(Supplied information):
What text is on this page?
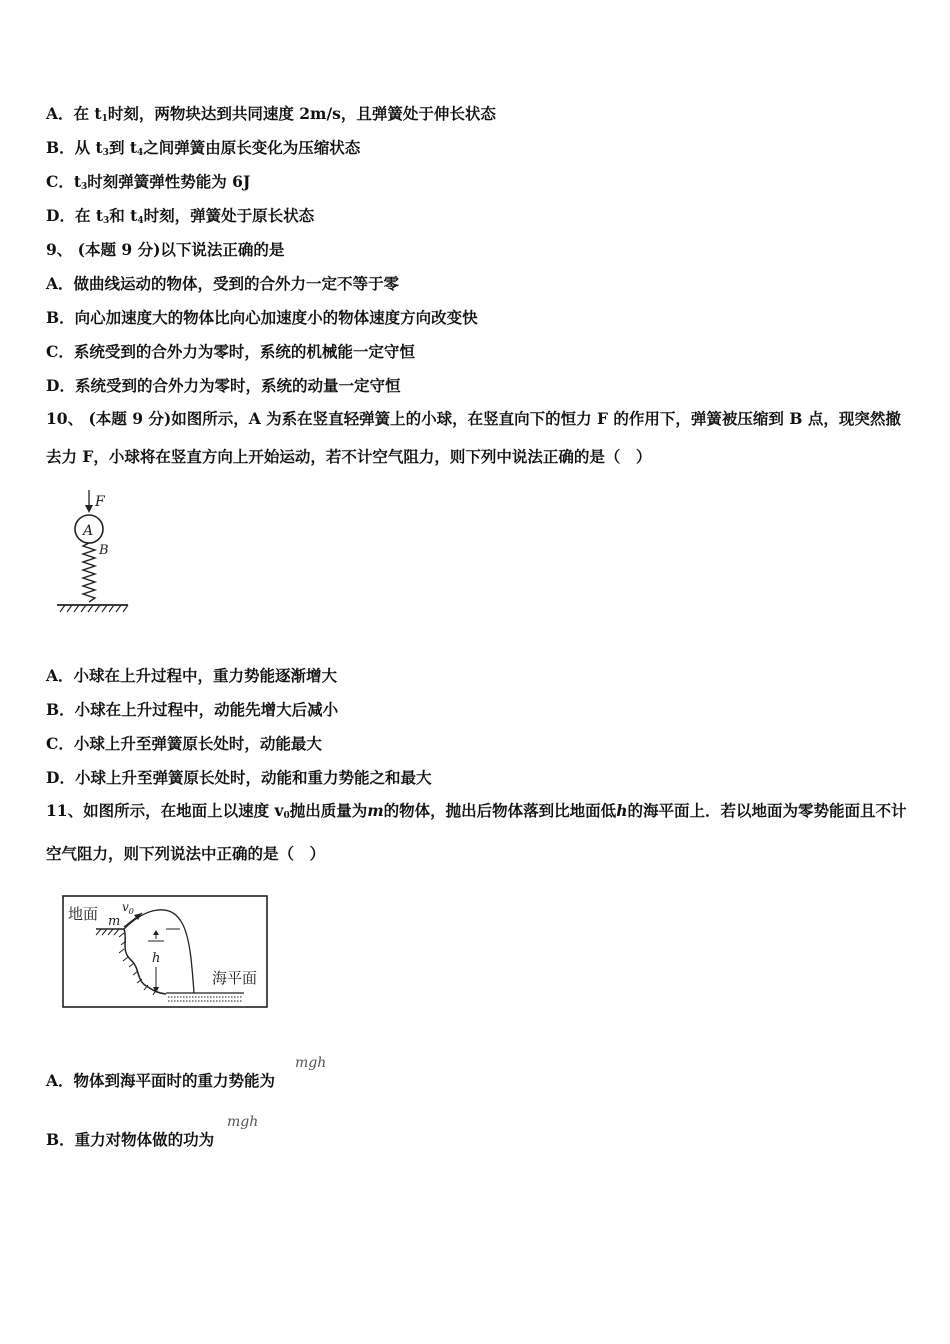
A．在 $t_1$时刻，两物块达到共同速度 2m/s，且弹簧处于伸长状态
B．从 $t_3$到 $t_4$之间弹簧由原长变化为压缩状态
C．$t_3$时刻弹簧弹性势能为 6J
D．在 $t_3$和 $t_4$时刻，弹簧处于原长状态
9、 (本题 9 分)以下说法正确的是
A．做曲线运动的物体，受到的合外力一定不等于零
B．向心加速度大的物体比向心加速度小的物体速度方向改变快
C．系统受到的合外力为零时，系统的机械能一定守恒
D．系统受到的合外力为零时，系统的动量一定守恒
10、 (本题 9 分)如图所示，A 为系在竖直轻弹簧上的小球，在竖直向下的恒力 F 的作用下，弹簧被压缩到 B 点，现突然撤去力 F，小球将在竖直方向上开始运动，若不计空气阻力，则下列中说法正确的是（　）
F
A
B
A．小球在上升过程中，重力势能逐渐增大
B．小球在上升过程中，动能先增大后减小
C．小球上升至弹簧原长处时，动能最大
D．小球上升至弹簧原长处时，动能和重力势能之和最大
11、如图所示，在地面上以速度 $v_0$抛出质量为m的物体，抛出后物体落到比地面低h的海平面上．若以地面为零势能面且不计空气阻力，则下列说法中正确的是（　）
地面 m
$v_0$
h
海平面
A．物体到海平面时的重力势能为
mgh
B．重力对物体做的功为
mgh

(What you are asked to do):
Write out every line of the preceding listing that contains "系统受到的合外力为零时".

(Response):
C．系统受到的合外力为零时，系统的机械能一定守恒
D．系统受到的合外力为零时，系统的动量一定守恒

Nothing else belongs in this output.